**Input for this task**:
+ + + + +

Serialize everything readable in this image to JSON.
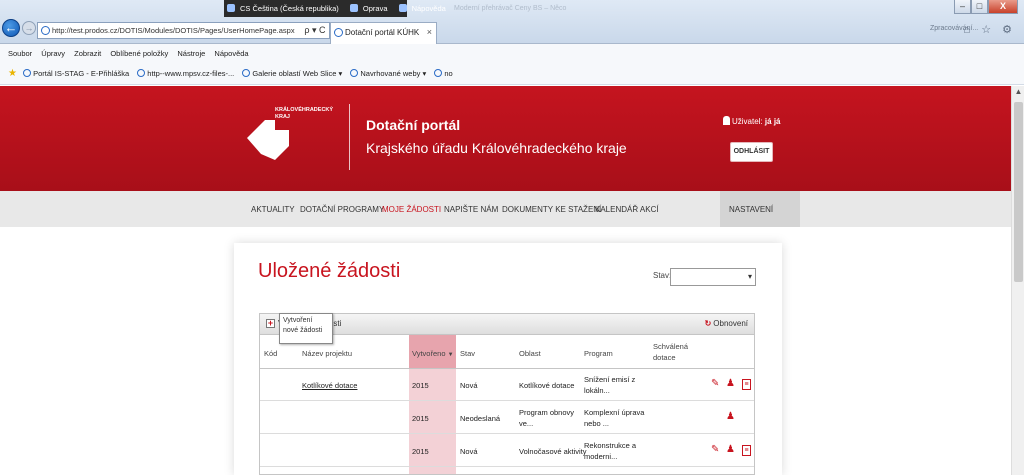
{
  "browser": {
    "url": "http://test.prodos.cz/DOTIS/Modules/DOTIS/Pages/UserHomePage.aspx",
    "url_host_bold": "prodos.cz",
    "addr_tools": "ρ ▾ C",
    "tab_title": "Dotační portál KÚHK",
    "tab_close": "×",
    "back_icon": "←",
    "forward_icon": "→",
    "ghost_tab": "Moderní přehrávač Ceny BS – Něco",
    "right_ghost": "Zpracovávání...",
    "lang_items": [
      "CS Čeština (Česká republika)",
      "Oprava",
      "Nápověda"
    ],
    "window_buttons": [
      "–",
      "□",
      "X"
    ],
    "chrome_icons": "⌂ ☆ ⚙",
    "menu": [
      "Soubor",
      "Úpravy",
      "Zobrazit",
      "Oblíbené položky",
      "Nástroje",
      "Nápověda"
    ],
    "favorites": [
      "Portál IS-STAG - E-Přihláška",
      "http--www.mpsv.cz-files-...",
      "Galerie oblastí Web Slice ▾",
      "Navrhované weby ▾",
      "no"
    ]
  },
  "header": {
    "logo_text_1": "KRÁLOVÉHRADECKÝ",
    "logo_text_2": "KRAJ",
    "title": "Dotační portál",
    "subtitle": "Krajského úřadu Královéhradeckého kraje",
    "user_label": "Uživatel:",
    "user_name": "já já",
    "logout": "ODHLÁSIT",
    "brand_color": "#c8141f"
  },
  "nav": {
    "items": [
      "AKTUALITY",
      "DOTAČNÍ PROGRAMY",
      "MOJE ŽÁDOSTI",
      "NAPIŠTE NÁM",
      "DOKUMENTY KE STAŽENÍ",
      "KALENDÁŘ AKCÍ"
    ],
    "active": "MOJE ŽÁDOSTI",
    "settings": "NASTAVENÍ"
  },
  "page": {
    "title": "Uložené žádosti",
    "filter_label": "Stav:",
    "filter_value": ""
  },
  "grid": {
    "add_label_prefix": "V",
    "add_label_suffix": "sti",
    "tooltip": "Vytvoření nové žádosti",
    "refresh": "Obnovení",
    "columns": [
      "Kód",
      "Název projektu",
      "Vytvořeno",
      "Stav",
      "Oblast",
      "Program",
      "Schválená dotace"
    ],
    "sort_indicator": "▼",
    "rows": [
      {
        "code": "",
        "name": "Kotlíkové dotace",
        "created": "2015",
        "status": "Nová",
        "area": "Kotlíkové dotace",
        "program_1": "Snížení emisí z",
        "program_2": "lokáln...",
        "approved": "",
        "actions": [
          "edit-icon",
          "user-icon",
          "pdf-icon"
        ]
      },
      {
        "code": "",
        "name": "",
        "created": "2015",
        "status": "Neodeslaná",
        "area_1": "Program obnovy",
        "area_2": "ve...",
        "program_1": "Komplexní úprava",
        "program_2": "nebo ...",
        "approved": "",
        "actions": [
          "user-icon"
        ]
      },
      {
        "code": "",
        "name": "",
        "created": "2015",
        "status": "Nová",
        "area": "Volnočasové aktivity",
        "program_1": "Rekonstrukce a",
        "program_2": "moderni...",
        "approved": "",
        "actions": [
          "edit-icon",
          "user-icon",
          "pdf-icon"
        ]
      }
    ]
  }
}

+ + + + +

**What you will do**: Show each line in the entries that holds the string "dotace".

**Result of this exercise**:
      "Schválená dotace"
        "name": "Kotlíkové dotace",
        "area": "Kotlíkové dotace",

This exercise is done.